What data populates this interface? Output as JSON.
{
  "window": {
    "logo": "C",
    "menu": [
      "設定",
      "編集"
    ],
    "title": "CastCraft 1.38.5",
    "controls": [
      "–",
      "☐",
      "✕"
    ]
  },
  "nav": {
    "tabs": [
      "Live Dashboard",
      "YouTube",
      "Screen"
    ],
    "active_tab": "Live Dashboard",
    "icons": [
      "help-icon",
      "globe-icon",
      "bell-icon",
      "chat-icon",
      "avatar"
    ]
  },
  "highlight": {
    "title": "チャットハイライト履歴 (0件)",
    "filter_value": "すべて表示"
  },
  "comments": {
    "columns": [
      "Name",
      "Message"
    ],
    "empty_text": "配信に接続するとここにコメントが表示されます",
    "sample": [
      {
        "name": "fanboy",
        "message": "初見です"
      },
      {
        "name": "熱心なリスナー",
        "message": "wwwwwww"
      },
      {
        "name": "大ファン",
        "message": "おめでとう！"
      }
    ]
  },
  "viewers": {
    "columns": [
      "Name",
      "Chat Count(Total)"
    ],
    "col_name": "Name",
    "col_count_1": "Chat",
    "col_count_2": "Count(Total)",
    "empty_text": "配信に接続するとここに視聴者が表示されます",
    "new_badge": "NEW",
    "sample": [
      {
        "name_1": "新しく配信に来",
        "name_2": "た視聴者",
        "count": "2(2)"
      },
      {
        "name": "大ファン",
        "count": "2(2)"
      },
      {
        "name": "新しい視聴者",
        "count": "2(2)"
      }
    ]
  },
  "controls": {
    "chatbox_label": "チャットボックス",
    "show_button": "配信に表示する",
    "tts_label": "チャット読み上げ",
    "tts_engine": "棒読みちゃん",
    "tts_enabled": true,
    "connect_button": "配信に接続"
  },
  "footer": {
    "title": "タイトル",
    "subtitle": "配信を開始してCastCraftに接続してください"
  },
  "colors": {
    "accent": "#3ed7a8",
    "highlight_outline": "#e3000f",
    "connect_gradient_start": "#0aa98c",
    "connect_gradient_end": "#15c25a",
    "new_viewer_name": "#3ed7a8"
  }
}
● ● ● ● ●
From the records above, extract every entry verbatim.

Solved problem:
What data populates this interface? Output as JSON.
{
  "window": {
    "logo": "C",
    "menu": [
      "設定",
      "編集"
    ],
    "title": "CastCraft 1.38.5",
    "controls": [
      "–",
      "☐",
      "✕"
    ]
  },
  "nav": {
    "tabs": [
      "Live Dashboard",
      "YouTube",
      "Screen"
    ],
    "active_tab": "Live Dashboard",
    "icons": [
      "help-icon",
      "globe-icon",
      "bell-icon",
      "chat-icon",
      "avatar"
    ]
  },
  "highlight": {
    "title": "チャットハイライト履歴 (0件)",
    "filter_value": "すべて表示"
  },
  "comments": {
    "columns": [
      "Name",
      "Message"
    ],
    "empty_text": "配信に接続するとここにコメントが表示されます",
    "sample": [
      {
        "name": "fanboy",
        "message": "初見です"
      },
      {
        "name": "熱心なリスナー",
        "message": "wwwwwww"
      },
      {
        "name": "大ファン",
        "message": "おめでとう！"
      }
    ]
  },
  "viewers": {
    "columns": [
      "Name",
      "Chat Count(Total)"
    ],
    "col_name": "Name",
    "col_count_1": "Chat",
    "col_count_2": "Count(Total)",
    "empty_text": "配信に接続するとここに視聴者が表示されます",
    "new_badge": "NEW",
    "sample": [
      {
        "name_1": "新しく配信に来",
        "name_2": "た視聴者",
        "count": "2(2)"
      },
      {
        "name": "大ファン",
        "count": "2(2)"
      },
      {
        "name": "新しい視聴者",
        "count": "2(2)"
      }
    ]
  },
  "controls": {
    "chatbox_label": "チャットボックス",
    "show_button": "配信に表示する",
    "tts_label": "チャット読み上げ",
    "tts_engine": "棒読みちゃん",
    "tts_enabled": true,
    "connect_button": "配信に接続"
  },
  "footer": {
    "title": "タイトル",
    "subtitle": "配信を開始してCastCraftに接続してください"
  },
  "colors": {
    "accent": "#3ed7a8",
    "highlight_outline": "#e3000f",
    "connect_gradient_start": "#0aa98c",
    "connect_gradient_end": "#15c25a",
    "new_viewer_name": "#3ed7a8"
  }
}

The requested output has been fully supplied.